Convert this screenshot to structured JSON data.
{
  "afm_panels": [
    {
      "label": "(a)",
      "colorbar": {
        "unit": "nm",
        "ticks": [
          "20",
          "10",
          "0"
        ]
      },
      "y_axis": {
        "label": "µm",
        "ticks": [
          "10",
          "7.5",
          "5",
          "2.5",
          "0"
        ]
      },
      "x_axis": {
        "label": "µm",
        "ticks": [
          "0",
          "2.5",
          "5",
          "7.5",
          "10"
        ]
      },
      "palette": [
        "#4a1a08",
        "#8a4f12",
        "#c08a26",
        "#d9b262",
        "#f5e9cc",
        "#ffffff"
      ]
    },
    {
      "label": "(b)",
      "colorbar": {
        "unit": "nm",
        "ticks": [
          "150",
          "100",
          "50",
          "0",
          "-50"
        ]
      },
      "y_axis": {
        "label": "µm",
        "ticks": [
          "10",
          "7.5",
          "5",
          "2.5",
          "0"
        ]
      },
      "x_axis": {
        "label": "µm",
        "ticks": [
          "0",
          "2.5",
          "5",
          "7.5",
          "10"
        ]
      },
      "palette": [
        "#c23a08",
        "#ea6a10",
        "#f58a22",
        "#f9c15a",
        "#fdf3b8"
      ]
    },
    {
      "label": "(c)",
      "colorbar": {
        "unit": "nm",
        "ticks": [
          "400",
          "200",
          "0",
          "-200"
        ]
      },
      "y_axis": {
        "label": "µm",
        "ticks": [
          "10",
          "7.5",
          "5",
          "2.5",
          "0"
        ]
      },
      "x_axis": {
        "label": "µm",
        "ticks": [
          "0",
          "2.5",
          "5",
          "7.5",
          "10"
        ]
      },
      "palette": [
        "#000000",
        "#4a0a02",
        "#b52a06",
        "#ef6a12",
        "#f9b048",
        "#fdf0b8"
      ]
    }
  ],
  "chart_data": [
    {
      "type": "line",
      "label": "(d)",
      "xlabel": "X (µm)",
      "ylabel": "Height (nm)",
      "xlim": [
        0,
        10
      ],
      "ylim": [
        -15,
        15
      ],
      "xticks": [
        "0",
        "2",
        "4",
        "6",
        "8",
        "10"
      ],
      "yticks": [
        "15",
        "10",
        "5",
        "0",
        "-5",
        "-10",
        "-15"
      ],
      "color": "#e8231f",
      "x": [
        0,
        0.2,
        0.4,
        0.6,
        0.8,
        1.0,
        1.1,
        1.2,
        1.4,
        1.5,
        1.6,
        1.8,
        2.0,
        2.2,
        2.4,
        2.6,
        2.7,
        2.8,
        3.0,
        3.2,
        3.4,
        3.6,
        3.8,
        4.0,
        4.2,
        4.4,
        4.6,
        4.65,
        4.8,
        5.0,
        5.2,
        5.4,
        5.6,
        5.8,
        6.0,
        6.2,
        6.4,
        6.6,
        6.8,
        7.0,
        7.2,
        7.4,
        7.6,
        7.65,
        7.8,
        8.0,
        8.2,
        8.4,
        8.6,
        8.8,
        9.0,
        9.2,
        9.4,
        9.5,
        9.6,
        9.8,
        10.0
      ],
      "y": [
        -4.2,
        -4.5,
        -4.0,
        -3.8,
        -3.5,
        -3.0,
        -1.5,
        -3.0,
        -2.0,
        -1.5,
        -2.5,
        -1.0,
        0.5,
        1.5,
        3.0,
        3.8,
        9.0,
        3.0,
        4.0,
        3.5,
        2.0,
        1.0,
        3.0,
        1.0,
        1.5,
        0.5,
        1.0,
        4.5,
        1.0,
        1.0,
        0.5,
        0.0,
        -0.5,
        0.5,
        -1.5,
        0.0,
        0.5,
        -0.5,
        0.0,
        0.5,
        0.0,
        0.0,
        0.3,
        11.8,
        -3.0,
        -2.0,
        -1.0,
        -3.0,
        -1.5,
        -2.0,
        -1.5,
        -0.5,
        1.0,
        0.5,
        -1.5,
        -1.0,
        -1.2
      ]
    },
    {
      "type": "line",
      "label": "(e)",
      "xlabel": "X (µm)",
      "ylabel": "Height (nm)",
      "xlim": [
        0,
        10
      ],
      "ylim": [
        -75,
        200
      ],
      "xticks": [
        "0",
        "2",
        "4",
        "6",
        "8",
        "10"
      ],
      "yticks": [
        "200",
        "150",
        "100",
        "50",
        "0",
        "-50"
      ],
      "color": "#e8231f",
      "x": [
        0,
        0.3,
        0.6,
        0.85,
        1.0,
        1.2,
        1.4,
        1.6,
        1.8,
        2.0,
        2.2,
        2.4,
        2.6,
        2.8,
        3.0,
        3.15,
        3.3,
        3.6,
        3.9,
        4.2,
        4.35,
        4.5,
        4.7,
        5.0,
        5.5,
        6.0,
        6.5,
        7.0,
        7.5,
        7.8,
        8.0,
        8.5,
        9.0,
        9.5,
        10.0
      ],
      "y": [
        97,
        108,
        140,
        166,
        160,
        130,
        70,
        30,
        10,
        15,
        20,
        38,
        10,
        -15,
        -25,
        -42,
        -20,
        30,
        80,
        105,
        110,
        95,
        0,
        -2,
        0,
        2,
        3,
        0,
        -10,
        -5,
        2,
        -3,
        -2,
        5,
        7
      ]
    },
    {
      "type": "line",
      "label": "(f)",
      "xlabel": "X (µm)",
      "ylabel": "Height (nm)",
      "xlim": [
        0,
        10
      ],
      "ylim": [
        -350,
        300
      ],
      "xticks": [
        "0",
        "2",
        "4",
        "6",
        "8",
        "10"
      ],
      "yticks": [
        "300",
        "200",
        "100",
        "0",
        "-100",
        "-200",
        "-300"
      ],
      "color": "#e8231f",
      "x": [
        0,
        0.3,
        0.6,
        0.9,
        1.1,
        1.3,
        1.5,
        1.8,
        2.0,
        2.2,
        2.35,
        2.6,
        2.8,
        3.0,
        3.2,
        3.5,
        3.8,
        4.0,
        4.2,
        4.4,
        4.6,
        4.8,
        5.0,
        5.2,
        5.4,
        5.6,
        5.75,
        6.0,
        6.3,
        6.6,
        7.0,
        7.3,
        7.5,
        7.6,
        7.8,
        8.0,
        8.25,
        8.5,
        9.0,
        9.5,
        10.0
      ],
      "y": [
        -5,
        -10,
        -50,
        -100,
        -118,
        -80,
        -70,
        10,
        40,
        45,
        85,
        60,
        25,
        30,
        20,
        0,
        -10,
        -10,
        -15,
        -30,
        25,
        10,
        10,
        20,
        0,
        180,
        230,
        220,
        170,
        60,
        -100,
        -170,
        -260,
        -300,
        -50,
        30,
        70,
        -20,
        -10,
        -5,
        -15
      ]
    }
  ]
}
====
▸ Your instructions
Extract each line of the listing above, copying it word for word.

▸ Answer to the problem
Convert this screenshot to structured JSON data.
{
  "afm_panels": [
    {
      "label": "(a)",
      "colorbar": {
        "unit": "nm",
        "ticks": [
          "20",
          "10",
          "0"
        ]
      },
      "y_axis": {
        "label": "µm",
        "ticks": [
          "10",
          "7.5",
          "5",
          "2.5",
          "0"
        ]
      },
      "x_axis": {
        "label": "µm",
        "ticks": [
          "0",
          "2.5",
          "5",
          "7.5",
          "10"
        ]
      },
      "palette": [
        "#4a1a08",
        "#8a4f12",
        "#c08a26",
        "#d9b262",
        "#f5e9cc",
        "#ffffff"
      ]
    },
    {
      "label": "(b)",
      "colorbar": {
        "unit": "nm",
        "ticks": [
          "150",
          "100",
          "50",
          "0",
          "-50"
        ]
      },
      "y_axis": {
        "label": "µm",
        "ticks": [
          "10",
          "7.5",
          "5",
          "2.5",
          "0"
        ]
      },
      "x_axis": {
        "label": "µm",
        "ticks": [
          "0",
          "2.5",
          "5",
          "7.5",
          "10"
        ]
      },
      "palette": [
        "#c23a08",
        "#ea6a10",
        "#f58a22",
        "#f9c15a",
        "#fdf3b8"
      ]
    },
    {
      "label": "(c)",
      "colorbar": {
        "unit": "nm",
        "ticks": [
          "400",
          "200",
          "0",
          "-200"
        ]
      },
      "y_axis": {
        "label": "µm",
        "ticks": [
          "10",
          "7.5",
          "5",
          "2.5",
          "0"
        ]
      },
      "x_axis": {
        "label": "µm",
        "ticks": [
          "0",
          "2.5",
          "5",
          "7.5",
          "10"
        ]
      },
      "palette": [
        "#000000",
        "#4a0a02",
        "#b52a06",
        "#ef6a12",
        "#f9b048",
        "#fdf0b8"
      ]
    }
  ],
  "chart_data": [
    {
      "type": "line",
      "label": "(d)",
      "xlabel": "X (µm)",
      "ylabel": "Height (nm)",
      "xlim": [
        0,
        10
      ],
      "ylim": [
        -15,
        15
      ],
      "xticks": [
        "0",
        "2",
        "4",
        "6",
        "8",
        "10"
      ],
      "yticks": [
        "15",
        "10",
        "5",
        "0",
        "-5",
        "-10",
        "-15"
      ],
      "color": "#e8231f",
      "x": [
        0,
        0.2,
        0.4,
        0.6,
        0.8,
        1.0,
        1.1,
        1.2,
        1.4,
        1.5,
        1.6,
        1.8,
        2.0,
        2.2,
        2.4,
        2.6,
        2.7,
        2.8,
        3.0,
        3.2,
        3.4,
        3.6,
        3.8,
        4.0,
        4.2,
        4.4,
        4.6,
        4.65,
        4.8,
        5.0,
        5.2,
        5.4,
        5.6,
        5.8,
        6.0,
        6.2,
        6.4,
        6.6,
        6.8,
        7.0,
        7.2,
        7.4,
        7.6,
        7.65,
        7.8,
        8.0,
        8.2,
        8.4,
        8.6,
        8.8,
        9.0,
        9.2,
        9.4,
        9.5,
        9.6,
        9.8,
        10.0
      ],
      "y": [
        -4.2,
        -4.5,
        -4.0,
        -3.8,
        -3.5,
        -3.0,
        -1.5,
        -3.0,
        -2.0,
        -1.5,
        -2.5,
        -1.0,
        0.5,
        1.5,
        3.0,
        3.8,
        9.0,
        3.0,
        4.0,
        3.5,
        2.0,
        1.0,
        3.0,
        1.0,
        1.5,
        0.5,
        1.0,
        4.5,
        1.0,
        1.0,
        0.5,
        0.0,
        -0.5,
        0.5,
        -1.5,
        0.0,
        0.5,
        -0.5,
        0.0,
        0.5,
        0.0,
        0.0,
        0.3,
        11.8,
        -3.0,
        -2.0,
        -1.0,
        -3.0,
        -1.5,
        -2.0,
        -1.5,
        -0.5,
        1.0,
        0.5,
        -1.5,
        -1.0,
        -1.2
      ]
    },
    {
      "type": "line",
      "label": "(e)",
      "xlabel": "X (µm)",
      "ylabel": "Height (nm)",
      "xlim": [
        0,
        10
      ],
      "ylim": [
        -75,
        200
      ],
      "xticks": [
        "0",
        "2",
        "4",
        "6",
        "8",
        "10"
      ],
      "yticks": [
        "200",
        "150",
        "100",
        "50",
        "0",
        "-50"
      ],
      "color": "#e8231f",
      "x": [
        0,
        0.3,
        0.6,
        0.85,
        1.0,
        1.2,
        1.4,
        1.6,
        1.8,
        2.0,
        2.2,
        2.4,
        2.6,
        2.8,
        3.0,
        3.15,
        3.3,
        3.6,
        3.9,
        4.2,
        4.35,
        4.5,
        4.7,
        5.0,
        5.5,
        6.0,
        6.5,
        7.0,
        7.5,
        7.8,
        8.0,
        8.5,
        9.0,
        9.5,
        10.0
      ],
      "y": [
        97,
        108,
        140,
        166,
        160,
        130,
        70,
        30,
        10,
        15,
        20,
        38,
        10,
        -15,
        -25,
        -42,
        -20,
        30,
        80,
        105,
        110,
        95,
        0,
        -2,
        0,
        2,
        3,
        0,
        -10,
        -5,
        2,
        -3,
        -2,
        5,
        7
      ]
    },
    {
      "type": "line",
      "label": "(f)",
      "xlabel": "X (µm)",
      "ylabel": "Height (nm)",
      "xlim": [
        0,
        10
      ],
      "ylim": [
        -350,
        300
      ],
      "xticks": [
        "0",
        "2",
        "4",
        "6",
        "8",
        "10"
      ],
      "yticks": [
        "300",
        "200",
        "100",
        "0",
        "-100",
        "-200",
        "-300"
      ],
      "color": "#e8231f",
      "x": [
        0,
        0.3,
        0.6,
        0.9,
        1.1,
        1.3,
        1.5,
        1.8,
        2.0,
        2.2,
        2.35,
        2.6,
        2.8,
        3.0,
        3.2,
        3.5,
        3.8,
        4.0,
        4.2,
        4.4,
        4.6,
        4.8,
        5.0,
        5.2,
        5.4,
        5.6,
        5.75,
        6.0,
        6.3,
        6.6,
        7.0,
        7.3,
        7.5,
        7.6,
        7.8,
        8.0,
        8.25,
        8.5,
        9.0,
        9.5,
        10.0
      ],
      "y": [
        -5,
        -10,
        -50,
        -100,
        -118,
        -80,
        -70,
        10,
        40,
        45,
        85,
        60,
        25,
        30,
        20,
        0,
        -10,
        -10,
        -15,
        -30,
        25,
        10,
        10,
        20,
        0,
        180,
        230,
        220,
        170,
        60,
        -100,
        -170,
        -260,
        -300,
        -50,
        30,
        70,
        -20,
        -10,
        -5,
        -15
      ]
    }
  ]
}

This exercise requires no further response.